■ **Items**:

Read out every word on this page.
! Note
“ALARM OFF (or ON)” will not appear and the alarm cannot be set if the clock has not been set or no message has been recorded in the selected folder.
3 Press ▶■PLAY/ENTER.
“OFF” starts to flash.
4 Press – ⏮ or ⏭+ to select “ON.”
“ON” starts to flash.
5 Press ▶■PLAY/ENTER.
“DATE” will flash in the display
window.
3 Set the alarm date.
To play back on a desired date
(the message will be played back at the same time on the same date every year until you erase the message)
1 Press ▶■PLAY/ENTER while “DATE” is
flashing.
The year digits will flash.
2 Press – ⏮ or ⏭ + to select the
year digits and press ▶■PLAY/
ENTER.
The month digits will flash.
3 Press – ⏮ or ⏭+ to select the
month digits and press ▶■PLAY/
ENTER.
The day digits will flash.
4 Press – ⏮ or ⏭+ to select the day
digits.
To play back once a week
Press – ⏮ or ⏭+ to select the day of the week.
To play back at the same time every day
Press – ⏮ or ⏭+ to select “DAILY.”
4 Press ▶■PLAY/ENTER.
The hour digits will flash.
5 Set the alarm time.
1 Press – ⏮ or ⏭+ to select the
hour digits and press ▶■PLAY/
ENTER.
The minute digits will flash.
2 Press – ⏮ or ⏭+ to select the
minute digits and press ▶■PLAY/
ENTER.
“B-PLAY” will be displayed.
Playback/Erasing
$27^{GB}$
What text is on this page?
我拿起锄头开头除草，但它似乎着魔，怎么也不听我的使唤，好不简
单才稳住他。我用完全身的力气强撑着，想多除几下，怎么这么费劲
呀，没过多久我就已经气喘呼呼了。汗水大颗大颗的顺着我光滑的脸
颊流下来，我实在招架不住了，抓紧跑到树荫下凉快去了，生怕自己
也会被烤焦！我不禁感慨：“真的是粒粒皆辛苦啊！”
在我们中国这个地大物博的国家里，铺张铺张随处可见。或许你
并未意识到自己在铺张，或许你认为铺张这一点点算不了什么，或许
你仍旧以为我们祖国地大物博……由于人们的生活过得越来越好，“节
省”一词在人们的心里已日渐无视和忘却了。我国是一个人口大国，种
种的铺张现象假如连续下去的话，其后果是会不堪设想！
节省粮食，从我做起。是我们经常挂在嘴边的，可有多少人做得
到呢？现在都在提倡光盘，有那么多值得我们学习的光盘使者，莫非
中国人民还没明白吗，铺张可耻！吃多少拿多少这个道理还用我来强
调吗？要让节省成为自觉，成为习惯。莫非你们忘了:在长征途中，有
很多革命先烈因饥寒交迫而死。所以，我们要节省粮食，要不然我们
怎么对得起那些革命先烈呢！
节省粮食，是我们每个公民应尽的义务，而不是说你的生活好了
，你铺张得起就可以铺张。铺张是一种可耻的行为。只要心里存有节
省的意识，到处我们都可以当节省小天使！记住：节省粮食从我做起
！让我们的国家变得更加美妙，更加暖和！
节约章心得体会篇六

■ **Short problem**:
Repeat every line of the data, exactly and in full.

■ **Final answer**:
Read out every word on this page.
! Note
“ALARM OFF (or ON)” will not appear and the alarm cannot be set if the clock has not been set or no message has been recorded in the selected folder.
3 Press ▶■PLAY/ENTER.
“OFF” starts to flash.
4 Press – ⏮ or ⏭+ to select “ON.”
“ON” starts to flash.
5 Press ▶■PLAY/ENTER.
“DATE” will flash in the display
window.
3 Set the alarm date.
To play back on a desired date
(the message will be played back at the same time on the same date every year until you erase the message)
1 Press ▶■PLAY/ENTER while “DATE” is
flashing.
The year digits will flash.
2 Press – ⏮ or ⏭ + to select the
year digits and press ▶■PLAY/
ENTER.
The month digits will flash.
3 Press – ⏮ or ⏭+ to select the
month digits and press ▶■PLAY/
ENTER.
The day digits will flash.
4 Press – ⏮ or ⏭+ to select the day
digits.
To play back once a week
Press – ⏮ or ⏭+ to select the day of the week.
To play back at the same time every day
Press – ⏮ or ⏭+ to select “DAILY.”
4 Press ▶■PLAY/ENTER.
The hour digits will flash.
5 Set the alarm time.
1 Press – ⏮ or ⏭+ to select the
hour digits and press ▶■PLAY/
ENTER.
The minute digits will flash.
2 Press – ⏮ or ⏭+ to select the
minute digits and press ▶■PLAY/
ENTER.
“B-PLAY” will be displayed.
Playback/Erasing
$27^{GB}$
What text is on this page?
我拿起锄头开头除草，但它似乎着魔，怎么也不听我的使唤，好不简
单才稳住他。我用完全身的力气强撑着，想多除几下，怎么这么费劲
呀，没过多久我就已经气喘呼呼了。汗水大颗大颗的顺着我光滑的脸
颊流下来，我实在招架不住了，抓紧跑到树荫下凉快去了，生怕自己
也会被烤焦！我不禁感慨：“真的是粒粒皆辛苦啊！”
在我们中国这个地大物博的国家里，铺张铺张随处可见。或许你
并未意识到自己在铺张，或许你认为铺张这一点点算不了什么，或许
你仍旧以为我们祖国地大物博……由于人们的生活过得越来越好，“节
省”一词在人们的心里已日渐无视和忘却了。我国是一个人口大国，种
种的铺张现象假如连续下去的话，其后果是会不堪设想！
节省粮食，从我做起。是我们经常挂在嘴边的，可有多少人做得
到呢？现在都在提倡光盘，有那么多值得我们学习的光盘使者，莫非
中国人民还没明白吗，铺张可耻！吃多少拿多少这个道理还用我来强
调吗？要让节省成为自觉，成为习惯。莫非你们忘了:在长征途中，有
很多革命先烈因饥寒交迫而死。所以，我们要节省粮食，要不然我们
怎么对得起那些革命先烈呢！
节省粮食，是我们每个公民应尽的义务，而不是说你的生活好了
，你铺张得起就可以铺张。铺张是一种可耻的行为。只要心里存有节
省的意识，到处我们都可以当节省小天使！记住：节省粮食从我做起
！让我们的国家变得更加美妙，更加暖和！
节约章心得体会篇六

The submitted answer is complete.